[Entries with figure data]
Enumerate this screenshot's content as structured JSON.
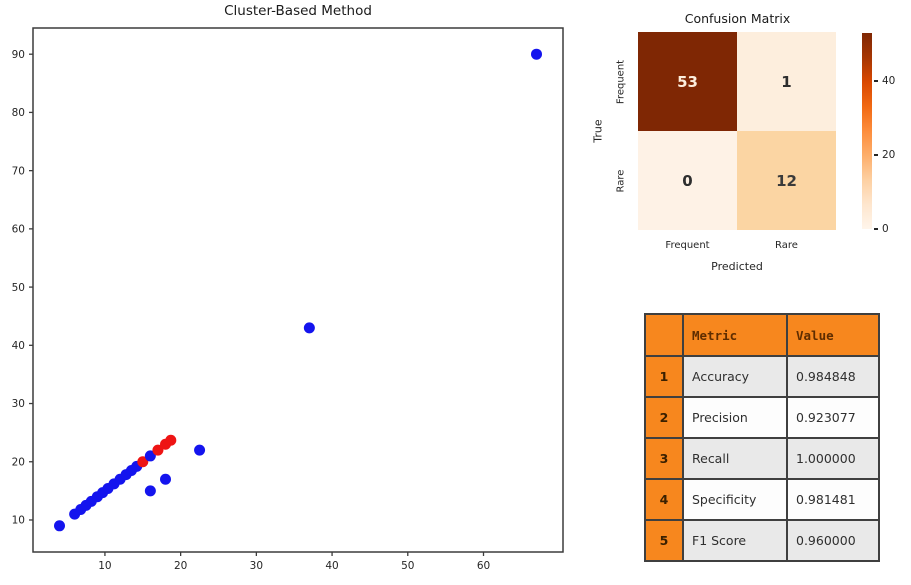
{
  "chart_data": [
    {
      "type": "scatter",
      "title": "Cluster-Based Method",
      "xlabel": "",
      "ylabel": "",
      "xlim": [
        0.5,
        70.5
      ],
      "ylim": [
        4.5,
        94.5
      ],
      "xticks": [
        10,
        20,
        30,
        40,
        50,
        60
      ],
      "yticks": [
        10,
        20,
        30,
        40,
        50,
        60,
        70,
        80,
        90
      ],
      "grid": false,
      "legend": "none",
      "series": [
        {
          "name": "blue",
          "color": "#1414ee"
        },
        {
          "name": "red",
          "color": "#ee1414"
        }
      ],
      "points": [
        [
          4,
          9,
          "blue"
        ],
        [
          6,
          11,
          "blue"
        ],
        [
          6.8,
          11.8,
          "blue"
        ],
        [
          7.5,
          12.5,
          "blue"
        ],
        [
          8.2,
          13.2,
          "blue"
        ],
        [
          9,
          14,
          "blue"
        ],
        [
          9.7,
          14.7,
          "blue"
        ],
        [
          10.4,
          15.4,
          "blue"
        ],
        [
          11.2,
          16.2,
          "blue"
        ],
        [
          12,
          17,
          "blue"
        ],
        [
          12.8,
          17.8,
          "blue"
        ],
        [
          13.5,
          18.5,
          "blue"
        ],
        [
          14.2,
          19.2,
          "blue"
        ],
        [
          15,
          20,
          "red"
        ],
        [
          16,
          21,
          "blue"
        ],
        [
          17,
          22,
          "red"
        ],
        [
          18,
          23,
          "red"
        ],
        [
          18.7,
          23.7,
          "red"
        ],
        [
          16,
          15,
          "blue"
        ],
        [
          18,
          17,
          "blue"
        ],
        [
          22.5,
          22,
          "blue"
        ],
        [
          37,
          43,
          "blue"
        ],
        [
          67,
          90,
          "blue"
        ]
      ]
    },
    {
      "type": "heatmap",
      "title": "Confusion Matrix",
      "xlabel": "Predicted",
      "ylabel": "True",
      "x_categories": [
        "Frequent",
        "Rare"
      ],
      "y_categories": [
        "Frequent",
        "Rare"
      ],
      "values": [
        [
          53,
          1
        ],
        [
          0,
          12
        ]
      ],
      "cell_colors": [
        [
          "#7f2704",
          "#fdeedd"
        ],
        [
          "#fef2e6",
          "#fbd5a3"
        ]
      ],
      "cell_text_colors": [
        [
          "#fdeedd",
          "#2e2e2e"
        ],
        [
          "#2e2e2e",
          "#3a3a3a"
        ]
      ],
      "colorbar": {
        "vmin": 0,
        "vmax": 53,
        "ticks": [
          0,
          20,
          40
        ],
        "gradient_top_to_bottom": [
          "#7f2704",
          "#a63603",
          "#d94801",
          "#f16913",
          "#fd8d3c",
          "#fdae6b",
          "#fdd0a2",
          "#fee6ce",
          "#fff5eb"
        ]
      }
    },
    {
      "type": "table",
      "columns": [
        "",
        "Metric",
        "Value"
      ],
      "rows": [
        [
          "1",
          "Accuracy",
          "0.984848"
        ],
        [
          "2",
          "Precision",
          "0.923077"
        ],
        [
          "3",
          "Recall",
          "1.000000"
        ],
        [
          "4",
          "Specificity",
          "0.981481"
        ],
        [
          "5",
          "F1 Score",
          "0.960000"
        ]
      ],
      "styles": {
        "header_bg": "#f7871e",
        "header_text": "#5f2d00",
        "row_num_bg": "#f7871e",
        "row_num_text": "#3a2000",
        "row_bg_alt": "#e9e9e9",
        "row_bg": "#fdfdfd",
        "border": "#3f3f3f",
        "cell_text": "#2f2f2f"
      }
    }
  ]
}
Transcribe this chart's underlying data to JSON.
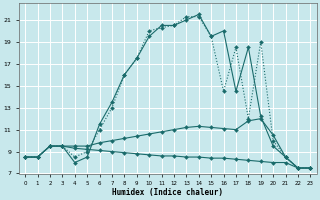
{
  "xlabel": "Humidex (Indice chaleur)",
  "bg_color": "#c8e8ec",
  "grid_color": "#ffffff",
  "line_color": "#1a6b6b",
  "xlim": [
    -0.5,
    23.5
  ],
  "ylim": [
    7,
    22.5
  ],
  "xticks": [
    0,
    1,
    2,
    3,
    4,
    5,
    6,
    7,
    8,
    9,
    10,
    11,
    12,
    13,
    14,
    15,
    16,
    17,
    18,
    19,
    20,
    21,
    22,
    23
  ],
  "yticks": [
    7,
    9,
    11,
    13,
    15,
    17,
    19,
    21
  ],
  "series": [
    {
      "x": [
        0,
        1,
        2,
        3,
        4,
        5,
        6,
        7,
        8,
        9,
        10,
        11,
        12,
        13,
        14,
        15,
        16,
        17,
        18,
        19,
        20,
        21,
        22,
        23
      ],
      "y": [
        8.5,
        8.5,
        9.5,
        9.5,
        8.0,
        8.5,
        11.5,
        13.5,
        16.0,
        17.5,
        19.5,
        20.5,
        20.5,
        21.0,
        21.5,
        19.5,
        20.0,
        14.5,
        18.5,
        12.2,
        9.5,
        8.5,
        7.5,
        7.5
      ],
      "linestyle": "-"
    },
    {
      "x": [
        0,
        1,
        2,
        3,
        4,
        5,
        6,
        7,
        8,
        9,
        10,
        11,
        12,
        13,
        14,
        15,
        16,
        17,
        18,
        19,
        20,
        21,
        22,
        23
      ],
      "y": [
        8.5,
        8.5,
        9.5,
        9.5,
        8.5,
        9.0,
        11.0,
        13.0,
        16.0,
        17.5,
        20.0,
        20.3,
        20.5,
        21.3,
        21.3,
        19.5,
        14.5,
        18.5,
        12.0,
        19.0,
        10.0,
        8.5,
        7.5,
        7.5
      ],
      "linestyle": ":"
    },
    {
      "x": [
        0,
        1,
        2,
        3,
        4,
        5,
        6,
        7,
        8,
        9,
        10,
        11,
        12,
        13,
        14,
        15,
        16,
        17,
        18,
        19,
        20,
        21,
        22,
        23
      ],
      "y": [
        8.5,
        8.5,
        9.5,
        9.5,
        9.5,
        9.5,
        9.8,
        10.0,
        10.2,
        10.4,
        10.6,
        10.8,
        11.0,
        11.2,
        11.3,
        11.2,
        11.1,
        11.0,
        11.8,
        12.0,
        10.5,
        8.5,
        7.5,
        7.5
      ],
      "linestyle": "-"
    },
    {
      "x": [
        0,
        1,
        2,
        3,
        4,
        5,
        6,
        7,
        8,
        9,
        10,
        11,
        12,
        13,
        14,
        15,
        16,
        17,
        18,
        19,
        20,
        21,
        22,
        23
      ],
      "y": [
        8.5,
        8.5,
        9.5,
        9.5,
        9.3,
        9.2,
        9.1,
        9.0,
        8.9,
        8.8,
        8.7,
        8.6,
        8.6,
        8.5,
        8.5,
        8.4,
        8.4,
        8.3,
        8.2,
        8.1,
        8.0,
        8.0,
        7.5,
        7.5
      ],
      "linestyle": "-"
    }
  ]
}
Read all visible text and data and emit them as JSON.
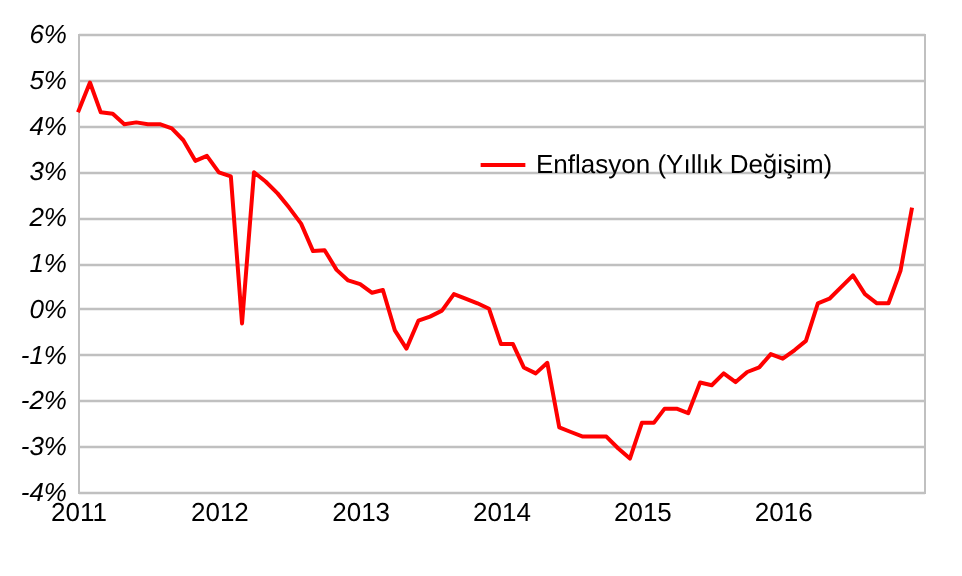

__WHAT YOU HAVE TO DO__. Every line above should be returned word for word, with the pictures left behind.

__EXERCISE RESULT__.
Enumerate this screenshot's content as structured JSON.
{
  "chart_data": [
    {
      "type": "scatter",
      "title": "Cluster-Based Method",
      "xlabel": "",
      "ylabel": "",
      "xlim": [
        0.5,
        70.5
      ],
      "ylim": [
        4.5,
        94.5
      ],
      "xticks": [
        10,
        20,
        30,
        40,
        50,
        60
      ],
      "yticks": [
        10,
        20,
        30,
        40,
        50,
        60,
        70,
        80,
        90
      ],
      "grid": false,
      "legend": "none",
      "series": [
        {
          "name": "blue",
          "color": "#1414ee"
        },
        {
          "name": "red",
          "color": "#ee1414"
        }
      ],
      "points": [
        [
          4,
          9,
          "blue"
        ],
        [
          6,
          11,
          "blue"
        ],
        [
          6.8,
          11.8,
          "blue"
        ],
        [
          7.5,
          12.5,
          "blue"
        ],
        [
          8.2,
          13.2,
          "blue"
        ],
        [
          9,
          14,
          "blue"
        ],
        [
          9.7,
          14.7,
          "blue"
        ],
        [
          10.4,
          15.4,
          "blue"
        ],
        [
          11.2,
          16.2,
          "blue"
        ],
        [
          12,
          17,
          "blue"
        ],
        [
          12.8,
          17.8,
          "blue"
        ],
        [
          13.5,
          18.5,
          "blue"
        ],
        [
          14.2,
          19.2,
          "blue"
        ],
        [
          15,
          20,
          "red"
        ],
        [
          16,
          21,
          "blue"
        ],
        [
          17,
          22,
          "red"
        ],
        [
          18,
          23,
          "red"
        ],
        [
          18.7,
          23.7,
          "red"
        ],
        [
          16,
          15,
          "blue"
        ],
        [
          18,
          17,
          "blue"
        ],
        [
          22.5,
          22,
          "blue"
        ],
        [
          37,
          43,
          "blue"
        ],
        [
          67,
          90,
          "blue"
        ]
      ]
    },
    {
      "type": "heatmap",
      "title": "Confusion Matrix",
      "xlabel": "Predicted",
      "ylabel": "True",
      "x_categories": [
        "Frequent",
        "Rare"
      ],
      "y_categories": [
        "Frequent",
        "Rare"
      ],
      "values": [
        [
          53,
          1
        ],
        [
          0,
          12
        ]
      ],
      "cell_colors": [
        [
          "#7f2704",
          "#fdeedd"
        ],
        [
          "#fef2e6",
          "#fbd5a3"
        ]
      ],
      "cell_text_colors": [
        [
          "#fdeedd",
          "#2e2e2e"
        ],
        [
          "#2e2e2e",
          "#3a3a3a"
        ]
      ],
      "colorbar": {
        "vmin": 0,
        "vmax": 53,
        "ticks": [
          0,
          20,
          40
        ],
        "gradient_top_to_bottom": [
          "#7f2704",
          "#a63603",
          "#d94801",
          "#f16913",
          "#fd8d3c",
          "#fdae6b",
          "#fdd0a2",
          "#fee6ce",
          "#fff5eb"
        ]
      }
    },
    {
      "type": "table",
      "columns": [
        "",
        "Metric",
        "Value"
      ],
      "rows": [
        [
          "1",
          "Accuracy",
          "0.984848"
        ],
        [
          "2",
          "Precision",
          "0.923077"
        ],
        [
          "3",
          "Recall",
          "1.000000"
        ],
        [
          "4",
          "Specificity",
          "0.981481"
        ],
        [
          "5",
          "F1 Score",
          "0.960000"
        ]
      ],
      "styles": {
        "header_bg": "#f7871e",
        "header_text": "#5f2d00",
        "row_num_bg": "#f7871e",
        "row_num_text": "#3a2000",
        "row_bg_alt": "#e9e9e9",
        "row_bg": "#fdfdfd",
        "border": "#3f3f3f",
        "cell_text": "#2f2f2f"
      }
    }
  ]
}
Transcribe this chart's underlying data to JSON.
{
  "xlabel": "Humidex (Indice chaleur)",
  "bg_color": "#c8e8ec",
  "grid_color": "#ffffff",
  "line_color": "#1a6b6b",
  "xlim": [
    -0.5,
    23.5
  ],
  "ylim": [
    7,
    22.5
  ],
  "xticks": [
    0,
    1,
    2,
    3,
    4,
    5,
    6,
    7,
    8,
    9,
    10,
    11,
    12,
    13,
    14,
    15,
    16,
    17,
    18,
    19,
    20,
    21,
    22,
    23
  ],
  "yticks": [
    7,
    9,
    11,
    13,
    15,
    17,
    19,
    21
  ],
  "series": [
    {
      "x": [
        0,
        1,
        2,
        3,
        4,
        5,
        6,
        7,
        8,
        9,
        10,
        11,
        12,
        13,
        14,
        15,
        16,
        17,
        18,
        19,
        20,
        21,
        22,
        23
      ],
      "y": [
        8.5,
        8.5,
        9.5,
        9.5,
        8.0,
        8.5,
        11.5,
        13.5,
        16.0,
        17.5,
        19.5,
        20.5,
        20.5,
        21.0,
        21.5,
        19.5,
        20.0,
        14.5,
        18.5,
        12.2,
        9.5,
        8.5,
        7.5,
        7.5
      ],
      "linestyle": "-"
    },
    {
      "x": [
        0,
        1,
        2,
        3,
        4,
        5,
        6,
        7,
        8,
        9,
        10,
        11,
        12,
        13,
        14,
        15,
        16,
        17,
        18,
        19,
        20,
        21,
        22,
        23
      ],
      "y": [
        8.5,
        8.5,
        9.5,
        9.5,
        8.5,
        9.0,
        11.0,
        13.0,
        16.0,
        17.5,
        20.0,
        20.3,
        20.5,
        21.3,
        21.3,
        19.5,
        14.5,
        18.5,
        12.0,
        19.0,
        10.0,
        8.5,
        7.5,
        7.5
      ],
      "linestyle": ":"
    },
    {
      "x": [
        0,
        1,
        2,
        3,
        4,
        5,
        6,
        7,
        8,
        9,
        10,
        11,
        12,
        13,
        14,
        15,
        16,
        17,
        18,
        19,
        20,
        21,
        22,
        23
      ],
      "y": [
        8.5,
        8.5,
        9.5,
        9.5,
        9.5,
        9.5,
        9.8,
        10.0,
        10.2,
        10.4,
        10.6,
        10.8,
        11.0,
        11.2,
        11.3,
        11.2,
        11.1,
        11.0,
        11.8,
        12.0,
        10.5,
        8.5,
        7.5,
        7.5
      ],
      "linestyle": "-"
    },
    {
      "x": [
        0,
        1,
        2,
        3,
        4,
        5,
        6,
        7,
        8,
        9,
        10,
        11,
        12,
        13,
        14,
        15,
        16,
        17,
        18,
        19,
        20,
        21,
        22,
        23
      ],
      "y": [
        8.5,
        8.5,
        9.5,
        9.5,
        9.3,
        9.2,
        9.1,
        9.0,
        8.9,
        8.8,
        8.7,
        8.6,
        8.6,
        8.5,
        8.5,
        8.4,
        8.4,
        8.3,
        8.2,
        8.1,
        8.0,
        8.0,
        7.5,
        7.5
      ],
      "linestyle": "-"
    }
  ]
}
Read all visible text and data and emit them as JSON.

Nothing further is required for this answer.